About this exercise: Please reproduce every entry below without omitting a single line.

Bounding box prediction data
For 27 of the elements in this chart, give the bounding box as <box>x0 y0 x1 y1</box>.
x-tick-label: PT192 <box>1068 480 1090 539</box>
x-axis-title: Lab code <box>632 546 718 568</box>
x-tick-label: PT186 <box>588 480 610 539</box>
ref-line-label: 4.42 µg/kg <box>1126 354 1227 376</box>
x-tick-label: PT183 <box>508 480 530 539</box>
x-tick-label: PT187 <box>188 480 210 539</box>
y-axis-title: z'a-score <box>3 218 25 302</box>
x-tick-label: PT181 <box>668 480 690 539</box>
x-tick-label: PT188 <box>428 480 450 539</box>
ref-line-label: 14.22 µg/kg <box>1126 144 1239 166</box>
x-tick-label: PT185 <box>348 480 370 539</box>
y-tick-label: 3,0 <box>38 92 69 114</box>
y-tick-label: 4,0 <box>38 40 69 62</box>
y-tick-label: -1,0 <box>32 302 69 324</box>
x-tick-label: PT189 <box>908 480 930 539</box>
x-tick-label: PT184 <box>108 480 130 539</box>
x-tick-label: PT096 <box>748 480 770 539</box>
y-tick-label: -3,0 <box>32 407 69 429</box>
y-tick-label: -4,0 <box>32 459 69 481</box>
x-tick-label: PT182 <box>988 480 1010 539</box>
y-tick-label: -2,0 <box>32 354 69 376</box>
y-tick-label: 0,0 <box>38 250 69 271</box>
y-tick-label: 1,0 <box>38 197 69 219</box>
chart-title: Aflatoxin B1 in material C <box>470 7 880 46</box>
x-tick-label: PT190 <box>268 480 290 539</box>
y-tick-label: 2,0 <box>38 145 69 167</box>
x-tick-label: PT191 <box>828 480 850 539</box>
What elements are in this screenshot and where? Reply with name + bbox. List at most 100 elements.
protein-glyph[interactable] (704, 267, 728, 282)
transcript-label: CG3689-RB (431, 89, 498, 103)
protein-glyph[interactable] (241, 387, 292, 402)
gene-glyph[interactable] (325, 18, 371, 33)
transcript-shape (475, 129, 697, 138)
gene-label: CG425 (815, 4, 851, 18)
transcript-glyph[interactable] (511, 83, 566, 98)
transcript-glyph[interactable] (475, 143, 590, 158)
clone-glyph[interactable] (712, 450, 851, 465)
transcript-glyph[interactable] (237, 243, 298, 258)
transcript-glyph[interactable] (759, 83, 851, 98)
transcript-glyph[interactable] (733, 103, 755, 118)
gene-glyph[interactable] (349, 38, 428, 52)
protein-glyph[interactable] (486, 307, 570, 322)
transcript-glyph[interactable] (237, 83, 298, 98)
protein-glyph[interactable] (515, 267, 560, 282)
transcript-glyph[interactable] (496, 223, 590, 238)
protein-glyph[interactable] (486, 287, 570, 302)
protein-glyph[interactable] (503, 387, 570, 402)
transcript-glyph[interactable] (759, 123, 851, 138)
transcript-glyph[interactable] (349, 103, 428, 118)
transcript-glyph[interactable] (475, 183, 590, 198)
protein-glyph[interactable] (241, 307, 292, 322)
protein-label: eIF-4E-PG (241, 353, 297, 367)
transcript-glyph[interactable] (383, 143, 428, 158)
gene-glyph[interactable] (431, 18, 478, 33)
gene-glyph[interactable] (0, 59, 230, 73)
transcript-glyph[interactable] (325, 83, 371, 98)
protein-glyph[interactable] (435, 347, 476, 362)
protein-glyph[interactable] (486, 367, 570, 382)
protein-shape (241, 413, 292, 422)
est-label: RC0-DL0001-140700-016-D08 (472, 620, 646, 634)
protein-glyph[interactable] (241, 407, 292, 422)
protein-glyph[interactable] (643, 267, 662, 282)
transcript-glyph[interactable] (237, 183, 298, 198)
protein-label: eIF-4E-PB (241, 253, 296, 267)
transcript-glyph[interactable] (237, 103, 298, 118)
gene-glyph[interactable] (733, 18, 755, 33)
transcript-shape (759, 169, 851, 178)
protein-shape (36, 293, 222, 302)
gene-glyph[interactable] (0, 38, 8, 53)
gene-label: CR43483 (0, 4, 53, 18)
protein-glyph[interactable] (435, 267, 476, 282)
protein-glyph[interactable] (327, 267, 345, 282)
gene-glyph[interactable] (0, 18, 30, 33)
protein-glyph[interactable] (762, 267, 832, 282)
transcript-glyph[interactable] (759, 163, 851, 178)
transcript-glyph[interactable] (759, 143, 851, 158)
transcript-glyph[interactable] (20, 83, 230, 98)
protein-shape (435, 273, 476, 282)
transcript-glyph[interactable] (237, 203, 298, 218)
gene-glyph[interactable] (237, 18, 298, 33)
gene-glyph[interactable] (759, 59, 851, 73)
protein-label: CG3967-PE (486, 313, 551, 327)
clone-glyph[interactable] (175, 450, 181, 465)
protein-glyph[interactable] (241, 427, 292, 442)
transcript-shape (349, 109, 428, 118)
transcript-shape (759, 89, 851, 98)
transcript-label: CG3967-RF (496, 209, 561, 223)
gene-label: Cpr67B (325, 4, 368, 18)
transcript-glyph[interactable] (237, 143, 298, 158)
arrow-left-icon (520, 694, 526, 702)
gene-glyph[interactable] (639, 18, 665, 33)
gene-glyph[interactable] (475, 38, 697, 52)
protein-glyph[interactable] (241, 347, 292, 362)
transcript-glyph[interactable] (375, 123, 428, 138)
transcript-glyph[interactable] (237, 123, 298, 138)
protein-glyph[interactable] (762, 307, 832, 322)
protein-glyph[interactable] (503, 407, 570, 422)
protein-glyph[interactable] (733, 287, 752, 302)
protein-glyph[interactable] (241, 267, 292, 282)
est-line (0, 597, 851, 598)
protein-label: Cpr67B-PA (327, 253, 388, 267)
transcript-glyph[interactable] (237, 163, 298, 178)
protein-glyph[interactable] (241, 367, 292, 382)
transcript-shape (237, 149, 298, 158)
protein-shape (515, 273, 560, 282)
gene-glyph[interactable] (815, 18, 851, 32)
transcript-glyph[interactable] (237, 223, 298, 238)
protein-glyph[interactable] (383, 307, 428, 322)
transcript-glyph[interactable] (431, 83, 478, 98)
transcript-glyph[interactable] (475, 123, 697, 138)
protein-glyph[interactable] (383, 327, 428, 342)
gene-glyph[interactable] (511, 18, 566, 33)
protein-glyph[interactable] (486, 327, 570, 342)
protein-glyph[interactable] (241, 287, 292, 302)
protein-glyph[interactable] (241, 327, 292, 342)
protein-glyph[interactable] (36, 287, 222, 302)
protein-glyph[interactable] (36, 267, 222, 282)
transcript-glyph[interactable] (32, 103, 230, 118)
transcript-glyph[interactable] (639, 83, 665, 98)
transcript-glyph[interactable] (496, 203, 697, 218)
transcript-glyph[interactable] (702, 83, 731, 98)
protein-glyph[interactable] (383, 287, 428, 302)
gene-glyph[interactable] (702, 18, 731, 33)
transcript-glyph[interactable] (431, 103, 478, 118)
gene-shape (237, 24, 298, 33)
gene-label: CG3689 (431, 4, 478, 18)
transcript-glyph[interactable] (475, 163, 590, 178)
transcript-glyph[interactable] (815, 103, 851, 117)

Response for this exercise:
For 27 of the elements in this chart, give the bounding box as <box>x0 y0 x1 y1</box>.
x-tick-label: PT192 <box>1068 480 1090 539</box>
x-axis-title: Lab code <box>632 546 718 568</box>
x-tick-label: PT186 <box>588 480 610 539</box>
ref-line-label: 4.42 µg/kg <box>1126 354 1227 376</box>
x-tick-label: PT183 <box>508 480 530 539</box>
x-tick-label: PT187 <box>188 480 210 539</box>
y-axis-title: z'a-score <box>3 218 25 302</box>
x-tick-label: PT181 <box>668 480 690 539</box>
x-tick-label: PT188 <box>428 480 450 539</box>
ref-line-label: 14.22 µg/kg <box>1126 144 1239 166</box>
x-tick-label: PT185 <box>348 480 370 539</box>
y-tick-label: 3,0 <box>38 92 69 114</box>
y-tick-label: 4,0 <box>38 40 69 62</box>
y-tick-label: -1,0 <box>32 302 69 324</box>
x-tick-label: PT189 <box>908 480 930 539</box>
x-tick-label: PT184 <box>108 480 130 539</box>
x-tick-label: PT096 <box>748 480 770 539</box>
y-tick-label: -3,0 <box>32 407 69 429</box>
y-tick-label: -4,0 <box>32 459 69 481</box>
x-tick-label: PT182 <box>988 480 1010 539</box>
y-tick-label: -2,0 <box>32 354 69 376</box>
y-tick-label: 0,0 <box>38 250 69 271</box>
y-tick-label: 1,0 <box>38 197 69 219</box>
chart-title: Aflatoxin B1 in material C <box>470 7 880 46</box>
x-tick-label: PT190 <box>268 480 290 539</box>
y-tick-label: 2,0 <box>38 145 69 167</box>
x-tick-label: PT191 <box>828 480 850 539</box>
What elements are in this screenshot and where? Reply with name + bbox. List at most 100 elements.
protein-glyph[interactable] (704, 267, 728, 282)
transcript-label: CG3689-RB (431, 89, 498, 103)
protein-glyph[interactable] (241, 387, 292, 402)
gene-glyph[interactable] (325, 18, 371, 33)
transcript-shape (475, 129, 697, 138)
gene-label: CG425 (815, 4, 851, 18)
transcript-glyph[interactable] (511, 83, 566, 98)
transcript-glyph[interactable] (475, 143, 590, 158)
clone-glyph[interactable] (712, 450, 851, 465)
transcript-glyph[interactable] (237, 243, 298, 258)
transcript-glyph[interactable] (759, 83, 851, 98)
transcript-glyph[interactable] (733, 103, 755, 118)
gene-glyph[interactable] (349, 38, 428, 52)
protein-glyph[interactable] (486, 307, 570, 322)
transcript-glyph[interactable] (237, 83, 298, 98)
protein-glyph[interactable] (515, 267, 560, 282)
transcript-glyph[interactable] (496, 223, 590, 238)
protein-glyph[interactable] (486, 287, 570, 302)
protein-glyph[interactable] (503, 387, 570, 402)
transcript-glyph[interactable] (759, 123, 851, 138)
transcript-glyph[interactable] (349, 103, 428, 118)
transcript-glyph[interactable] (475, 183, 590, 198)
protein-glyph[interactable] (241, 307, 292, 322)
protein-label: eIF-4E-PG (241, 353, 297, 367)
transcript-glyph[interactable] (383, 143, 428, 158)
gene-glyph[interactable] (431, 18, 478, 33)
gene-glyph[interactable] (0, 59, 230, 73)
transcript-glyph[interactable] (325, 83, 371, 98)
protein-glyph[interactable] (435, 347, 476, 362)
protein-glyph[interactable] (486, 367, 570, 382)
protein-shape (241, 413, 292, 422)
est-label: RC0-DL0001-140700-016-D08 (472, 620, 646, 634)
protein-glyph[interactable] (241, 407, 292, 422)
protein-glyph[interactable] (643, 267, 662, 282)
transcript-glyph[interactable] (237, 183, 298, 198)
protein-label: eIF-4E-PB (241, 253, 296, 267)
transcript-glyph[interactable] (237, 103, 298, 118)
gene-glyph[interactable] (733, 18, 755, 33)
transcript-shape (759, 169, 851, 178)
protein-shape (36, 293, 222, 302)
gene-glyph[interactable] (0, 38, 8, 53)
gene-label: CR43483 (0, 4, 53, 18)
protein-glyph[interactable] (435, 267, 476, 282)
protein-glyph[interactable] (327, 267, 345, 282)
gene-glyph[interactable] (0, 18, 30, 33)
protein-glyph[interactable] (762, 267, 832, 282)
transcript-glyph[interactable] (759, 163, 851, 178)
transcript-glyph[interactable] (759, 143, 851, 158)
transcript-glyph[interactable] (20, 83, 230, 98)
protein-shape (435, 273, 476, 282)
transcript-glyph[interactable] (237, 203, 298, 218)
gene-glyph[interactable] (237, 18, 298, 33)
gene-glyph[interactable] (759, 59, 851, 73)
protein-label: CG3967-PE (486, 313, 551, 327)
clone-glyph[interactable] (175, 450, 181, 465)
protein-glyph[interactable] (241, 427, 292, 442)
transcript-shape (349, 109, 428, 118)
transcript-shape (759, 89, 851, 98)
transcript-label: CG3967-RF (496, 209, 561, 223)
gene-label: Cpr67B (325, 4, 368, 18)
transcript-glyph[interactable] (237, 143, 298, 158)
arrow-left-icon (520, 694, 526, 702)
gene-glyph[interactable] (639, 18, 665, 33)
gene-glyph[interactable] (475, 38, 697, 52)
protein-glyph[interactable] (241, 347, 292, 362)
transcript-glyph[interactable] (375, 123, 428, 138)
transcript-glyph[interactable] (237, 123, 298, 138)
protein-glyph[interactable] (762, 307, 832, 322)
protein-glyph[interactable] (503, 407, 570, 422)
protein-glyph[interactable] (733, 287, 752, 302)
protein-glyph[interactable] (241, 267, 292, 282)
est-line (0, 597, 851, 598)
protein-label: Cpr67B-PA (327, 253, 388, 267)
transcript-glyph[interactable] (237, 163, 298, 178)
protein-glyph[interactable] (241, 367, 292, 382)
transcript-shape (237, 149, 298, 158)
protein-shape (515, 273, 560, 282)
gene-glyph[interactable] (815, 18, 851, 32)
transcript-glyph[interactable] (237, 223, 298, 238)
protein-glyph[interactable] (383, 307, 428, 322)
transcript-glyph[interactable] (431, 83, 478, 98)
transcript-glyph[interactable] (475, 123, 697, 138)
protein-glyph[interactable] (383, 327, 428, 342)
gene-glyph[interactable] (511, 18, 566, 33)
protein-glyph[interactable] (486, 327, 570, 342)
protein-glyph[interactable] (241, 287, 292, 302)
protein-glyph[interactable] (241, 327, 292, 342)
protein-glyph[interactable] (36, 287, 222, 302)
protein-glyph[interactable] (36, 267, 222, 282)
transcript-glyph[interactable] (32, 103, 230, 118)
transcript-glyph[interactable] (639, 83, 665, 98)
transcript-glyph[interactable] (496, 203, 697, 218)
transcript-glyph[interactable] (702, 83, 731, 98)
protein-glyph[interactable] (383, 287, 428, 302)
gene-glyph[interactable] (702, 18, 731, 33)
transcript-glyph[interactable] (431, 103, 478, 118)
gene-shape (237, 24, 298, 33)
gene-label: CG3689 (431, 4, 478, 18)
transcript-glyph[interactable] (475, 163, 590, 178)
transcript-glyph[interactable] (815, 103, 851, 117)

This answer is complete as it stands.